WHAT YOU ARE ASKED TO DO:
Extract every line from the records below that contains the word "Modules".
----------
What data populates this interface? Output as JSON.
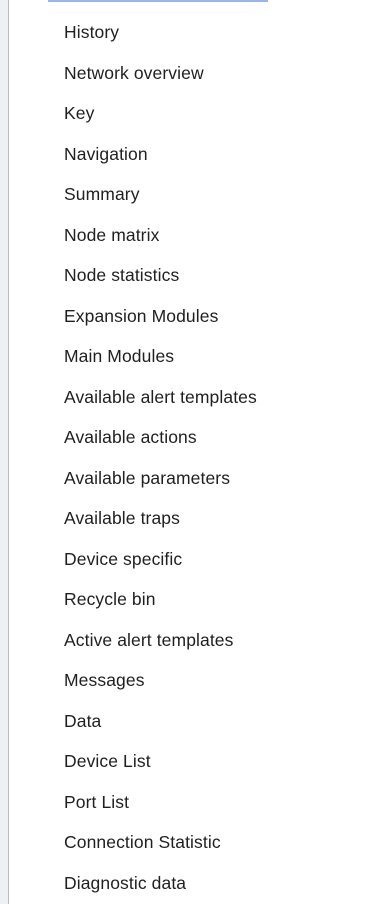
{
  "menu": {
    "items": [
      {
        "label": "History"
      },
      {
        "label": "Network overview"
      },
      {
        "label": "Key"
      },
      {
        "label": "Navigation"
      },
      {
        "label": "Summary"
      },
      {
        "label": "Node matrix"
      },
      {
        "label": "Node statistics"
      },
      {
        "label": "Expansion Modules"
      },
      {
        "label": "Main Modules"
      },
      {
        "label": "Available alert templates"
      },
      {
        "label": "Available actions"
      },
      {
        "label": "Available parameters"
      },
      {
        "label": "Available traps"
      },
      {
        "label": "Device specific"
      },
      {
        "label": "Recycle bin"
      },
      {
        "label": "Active alert templates"
      },
      {
        "label": "Messages"
      },
      {
        "label": "Data"
      },
      {
        "label": "Device List"
      },
      {
        "label": "Port List"
      },
      {
        "label": "Connection Statistic"
      },
      {
        "label": "Diagnostic data"
      }
    ]
  },
  "colors": {
    "background": "#ffffff",
    "text": "#1f1f1f",
    "left_edge": "#eef0f3",
    "accent": "#3f7bd6"
  }
}
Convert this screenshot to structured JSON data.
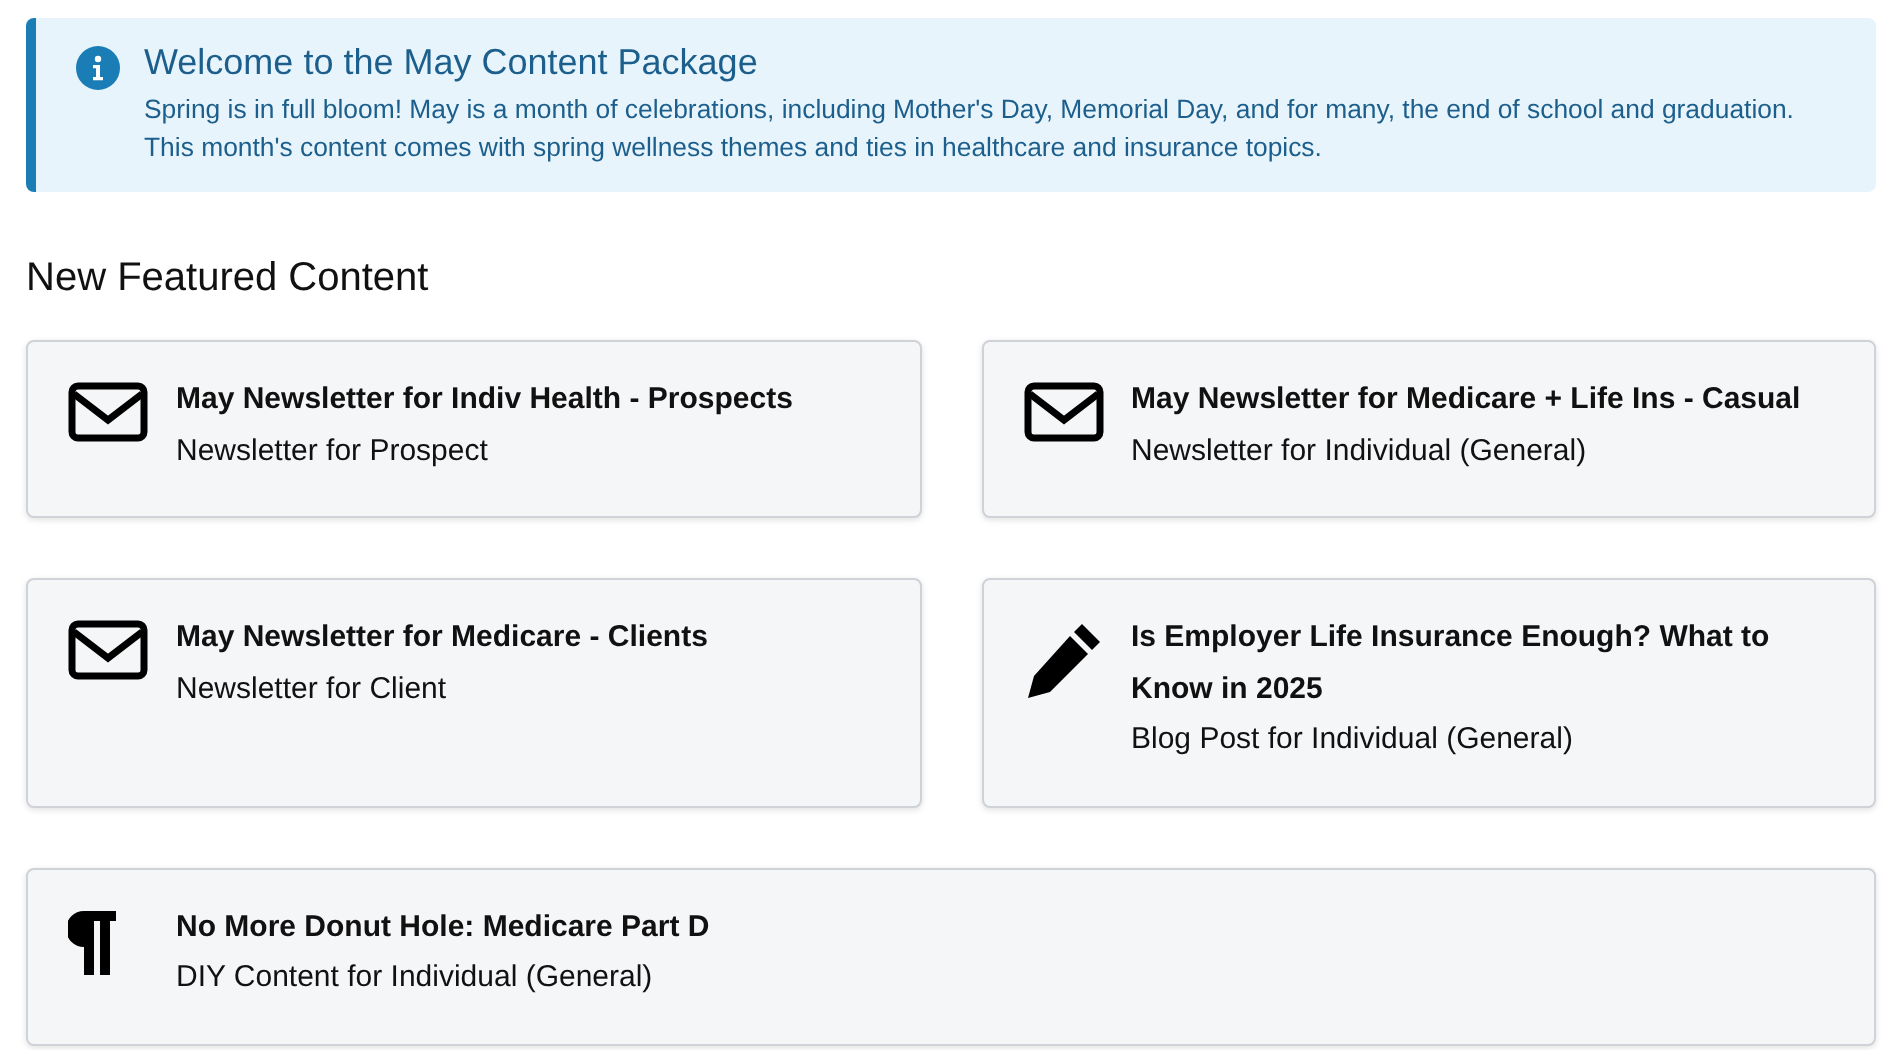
{
  "alert": {
    "title": "Welcome to the May Content Package",
    "text": "Spring is in full bloom! May is a month of celebrations, including Mother's Day, Memorial Day, and for many, the end of school and graduation. This month's content comes with spring wellness themes and ties in healthcare and insurance topics."
  },
  "section_title": "New Featured Content",
  "items": [
    {
      "kind": "newsletter",
      "title": "May Newsletter for Indiv Health - Prospects",
      "subtitle": "Newsletter for Prospect"
    },
    {
      "kind": "newsletter",
      "title": "May Newsletter for Medicare + Life Ins - Casual",
      "subtitle": "Newsletter for Individual (General)"
    },
    {
      "kind": "newsletter",
      "title": "May Newsletter for Medicare - Clients",
      "subtitle": "Newsletter for Client"
    },
    {
      "kind": "blog",
      "title": "Is Employer Life Insurance Enough? What to Know in 2025",
      "subtitle": "Blog Post for Individual (General)"
    },
    {
      "kind": "diy",
      "title": "No More Donut Hole: Medicare Part D",
      "subtitle": "DIY Content for Individual (General)"
    }
  ]
}
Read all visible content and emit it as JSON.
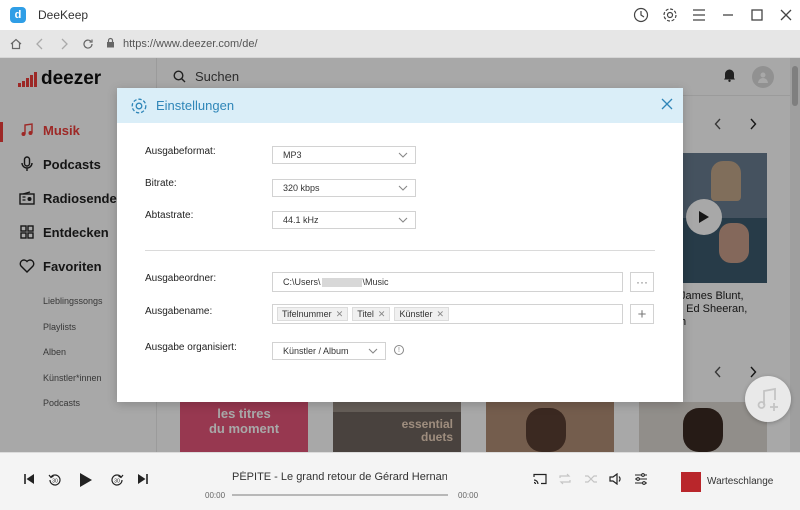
{
  "window": {
    "title": "DeeKeep"
  },
  "browser": {
    "url": "https://www.deezer.com/de/"
  },
  "deezer": {
    "brand": "deezer",
    "search_placeholder": "Suchen",
    "menu": [
      {
        "label": "Musik",
        "icon": "music-note-icon",
        "active": true
      },
      {
        "label": "Podcasts",
        "icon": "microphone-icon"
      },
      {
        "label": "Radiosender",
        "icon": "radio-icon"
      },
      {
        "label": "Entdecken",
        "icon": "grid-icon"
      },
      {
        "label": "Favoriten",
        "icon": "heart-icon"
      }
    ],
    "submenu": [
      "Lieblingssongs",
      "Playlists",
      "Alben",
      "Künstler*innen",
      "Podcasts"
    ],
    "content": {
      "artist_text_line1": "James Blunt,",
      "artist_text_line2": ", Ed Sheeran,",
      "artist_text_line3": "h",
      "card1_line1": "les titres",
      "card1_line2": "du moment",
      "card2_line1": "essential",
      "card2_line2": "duets"
    }
  },
  "player": {
    "track": "PÉPITE - Le grand retour de Gérard Hernandez",
    "time_elapsed": "00:00",
    "time_total": "00:00",
    "queue_label": "Warteschlange",
    "progress": 0
  },
  "settings": {
    "title": "Einstellungen",
    "format_label": "Ausgabeformat:",
    "format_value": "MP3",
    "bitrate_label": "Bitrate:",
    "bitrate_value": "320 kbps",
    "samplerate_label": "Abtastrate:",
    "samplerate_value": "44.1 kHz",
    "folder_label": "Ausgabeordner:",
    "folder_prefix": "C:\\Users\\",
    "folder_suffix": "\\Music",
    "folder_button": "···",
    "name_label": "Ausgabename:",
    "name_tags": [
      "Tifelnummer",
      "Titel",
      "Künstler"
    ],
    "name_add": "+",
    "organize_label": "Ausgabe organisiert:",
    "organize_value": "Künstler / Album",
    "info_glyph": "!"
  },
  "colors": {
    "accent": "#ef3e3a",
    "dialog_header": "#daeef8",
    "dialog_title": "#2f86b8"
  }
}
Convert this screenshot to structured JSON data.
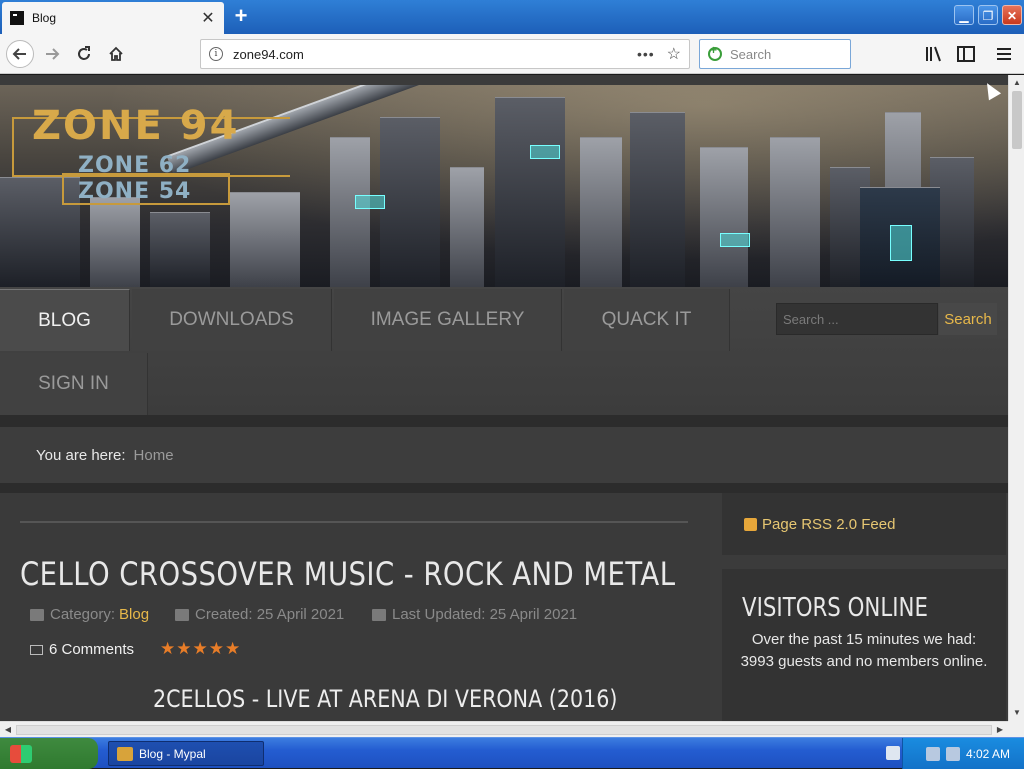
{
  "browser": {
    "tab_title": "Blog",
    "url": "zone94.com",
    "search_placeholder": "Search",
    "newtab_symbol": "+",
    "close_symbol": "✕",
    "dots_symbol": "•••",
    "star_symbol": "☆"
  },
  "site": {
    "logo_main": "ZONE 94",
    "logo_sub1": "ZONE 62",
    "logo_sub2": "ZONE 54",
    "menu": [
      "BLOG",
      "DOWNLOADS",
      "IMAGE GALLERY",
      "QUACK IT",
      "SIGN IN"
    ],
    "search_placeholder": "Search ...",
    "search_button": "Search",
    "breadcrumb_label": "You are here:",
    "breadcrumb_home": "Home"
  },
  "article": {
    "title": "CELLO CROSSOVER MUSIC - ROCK AND METAL",
    "category_label": "Category:",
    "category_link": "Blog",
    "created": "Created: 25 April 2021",
    "updated": "Last Updated: 25 April 2021",
    "comments": "6 Comments",
    "rating": 5,
    "stars": "★★★★★",
    "subtitle": "2CELLOS - LIVE AT ARENA DI VERONA (2016)"
  },
  "sidebar": {
    "rss": "Page RSS 2.0 Feed",
    "visitors_title": "VISITORS ONLINE",
    "visitors_text": "Over the past 15 minutes we had: 3993 guests and no members online."
  },
  "taskbar": {
    "task": "Blog - Mypal",
    "time": "4:02 AM"
  },
  "colors": {
    "accent": "#e7b84a",
    "star": "#e87d28",
    "xp_blue": "#245dd1"
  }
}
----------
COMPLETE ANSWER:
        "label": "Expansion Modules"
        "label": "Main Modules"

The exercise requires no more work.